> EXERCISE PROMPT
Search the data for the string "判断对错" and gather each line it is in.

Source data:
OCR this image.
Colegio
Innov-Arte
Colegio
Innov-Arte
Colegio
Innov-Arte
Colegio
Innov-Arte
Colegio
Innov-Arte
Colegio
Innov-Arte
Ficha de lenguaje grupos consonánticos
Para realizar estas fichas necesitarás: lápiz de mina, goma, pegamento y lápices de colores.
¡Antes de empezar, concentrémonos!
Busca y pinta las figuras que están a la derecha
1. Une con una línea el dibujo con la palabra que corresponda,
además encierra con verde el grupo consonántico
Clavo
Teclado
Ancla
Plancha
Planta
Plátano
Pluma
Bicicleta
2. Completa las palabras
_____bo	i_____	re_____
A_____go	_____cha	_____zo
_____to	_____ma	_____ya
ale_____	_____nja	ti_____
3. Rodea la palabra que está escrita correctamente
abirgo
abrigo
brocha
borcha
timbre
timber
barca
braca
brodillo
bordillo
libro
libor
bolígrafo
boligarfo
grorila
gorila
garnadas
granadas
==
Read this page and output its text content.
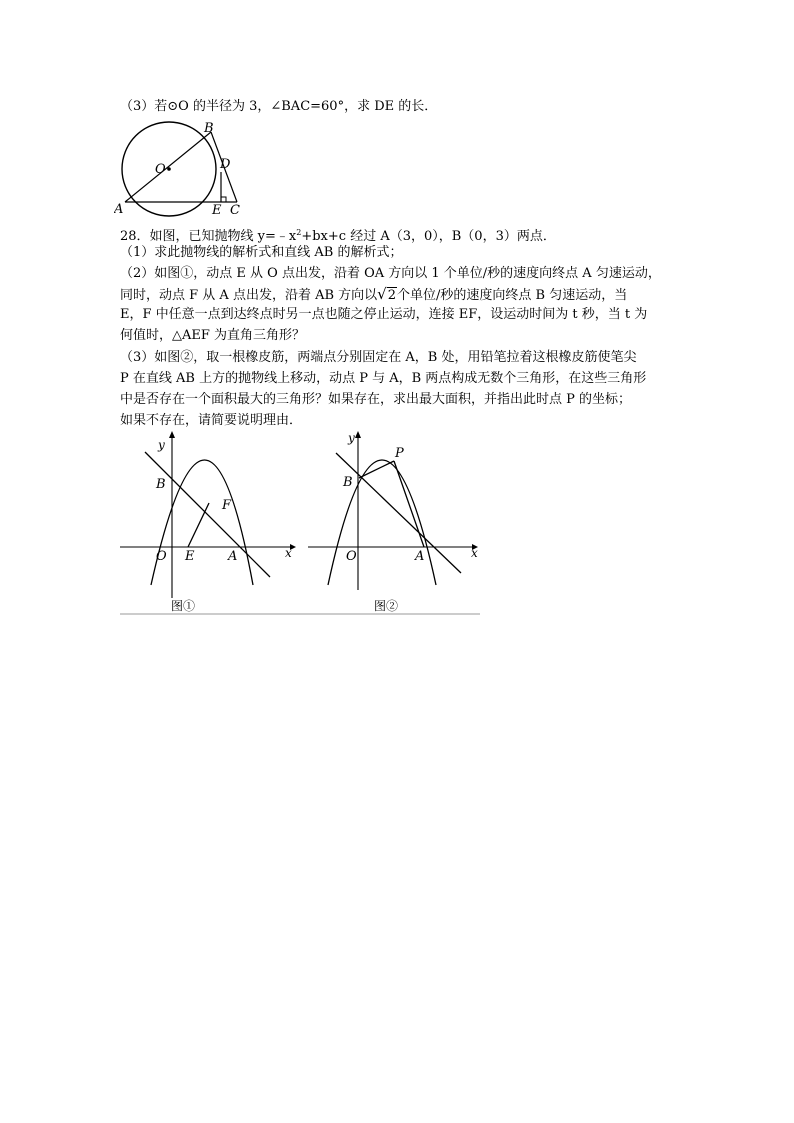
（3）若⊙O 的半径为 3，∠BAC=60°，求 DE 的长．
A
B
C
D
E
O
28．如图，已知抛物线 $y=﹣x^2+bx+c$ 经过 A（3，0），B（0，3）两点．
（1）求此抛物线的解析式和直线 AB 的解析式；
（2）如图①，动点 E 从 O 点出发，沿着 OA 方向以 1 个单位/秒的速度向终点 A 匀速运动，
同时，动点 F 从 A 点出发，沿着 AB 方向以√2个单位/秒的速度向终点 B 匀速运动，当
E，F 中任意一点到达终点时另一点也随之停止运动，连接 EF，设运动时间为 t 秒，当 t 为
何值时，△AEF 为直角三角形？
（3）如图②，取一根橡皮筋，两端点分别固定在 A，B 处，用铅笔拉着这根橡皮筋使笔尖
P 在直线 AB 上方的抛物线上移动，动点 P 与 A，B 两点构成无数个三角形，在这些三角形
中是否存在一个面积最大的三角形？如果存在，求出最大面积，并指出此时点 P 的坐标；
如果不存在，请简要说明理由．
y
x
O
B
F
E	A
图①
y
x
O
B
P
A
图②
---
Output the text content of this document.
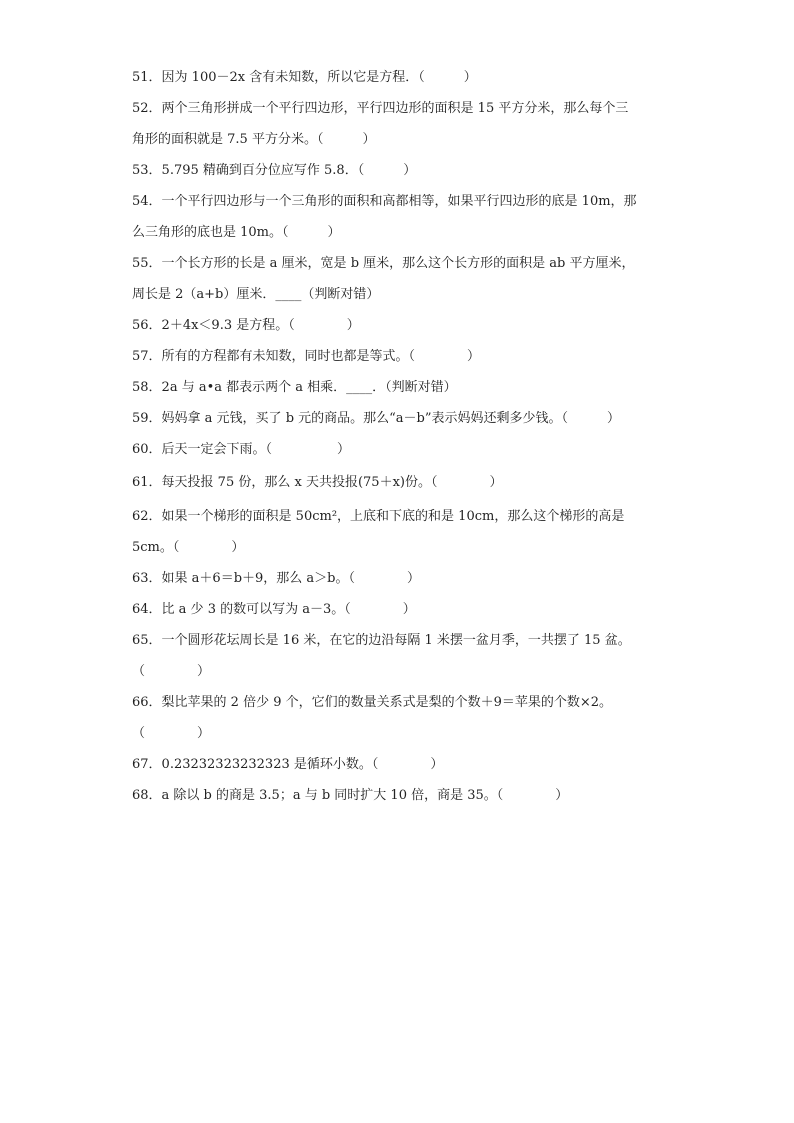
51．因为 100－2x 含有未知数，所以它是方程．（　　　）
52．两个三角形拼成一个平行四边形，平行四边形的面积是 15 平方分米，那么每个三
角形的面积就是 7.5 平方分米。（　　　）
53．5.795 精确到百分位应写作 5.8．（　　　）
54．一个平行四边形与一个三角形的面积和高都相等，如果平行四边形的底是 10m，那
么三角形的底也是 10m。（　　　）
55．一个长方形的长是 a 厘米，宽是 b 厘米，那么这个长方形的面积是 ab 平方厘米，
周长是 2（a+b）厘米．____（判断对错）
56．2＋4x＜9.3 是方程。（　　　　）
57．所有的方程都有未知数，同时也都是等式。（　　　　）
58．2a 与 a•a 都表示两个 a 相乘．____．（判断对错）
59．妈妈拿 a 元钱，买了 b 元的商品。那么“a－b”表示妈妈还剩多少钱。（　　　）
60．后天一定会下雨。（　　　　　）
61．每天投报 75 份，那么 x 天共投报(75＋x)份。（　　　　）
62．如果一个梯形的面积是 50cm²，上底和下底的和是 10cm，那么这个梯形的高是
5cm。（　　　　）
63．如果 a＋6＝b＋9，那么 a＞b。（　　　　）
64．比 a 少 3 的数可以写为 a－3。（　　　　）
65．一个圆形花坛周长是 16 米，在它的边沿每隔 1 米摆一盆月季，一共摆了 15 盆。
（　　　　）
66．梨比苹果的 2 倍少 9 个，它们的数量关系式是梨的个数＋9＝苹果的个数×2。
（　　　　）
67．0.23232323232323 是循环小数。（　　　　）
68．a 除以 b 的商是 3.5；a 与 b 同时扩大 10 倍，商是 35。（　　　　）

> CORRECT OUTPUT
周长是 2（a+b）厘米．____（判断对错）
58．2a 与 a•a 都表示两个 a 相乘．____．（判断对错）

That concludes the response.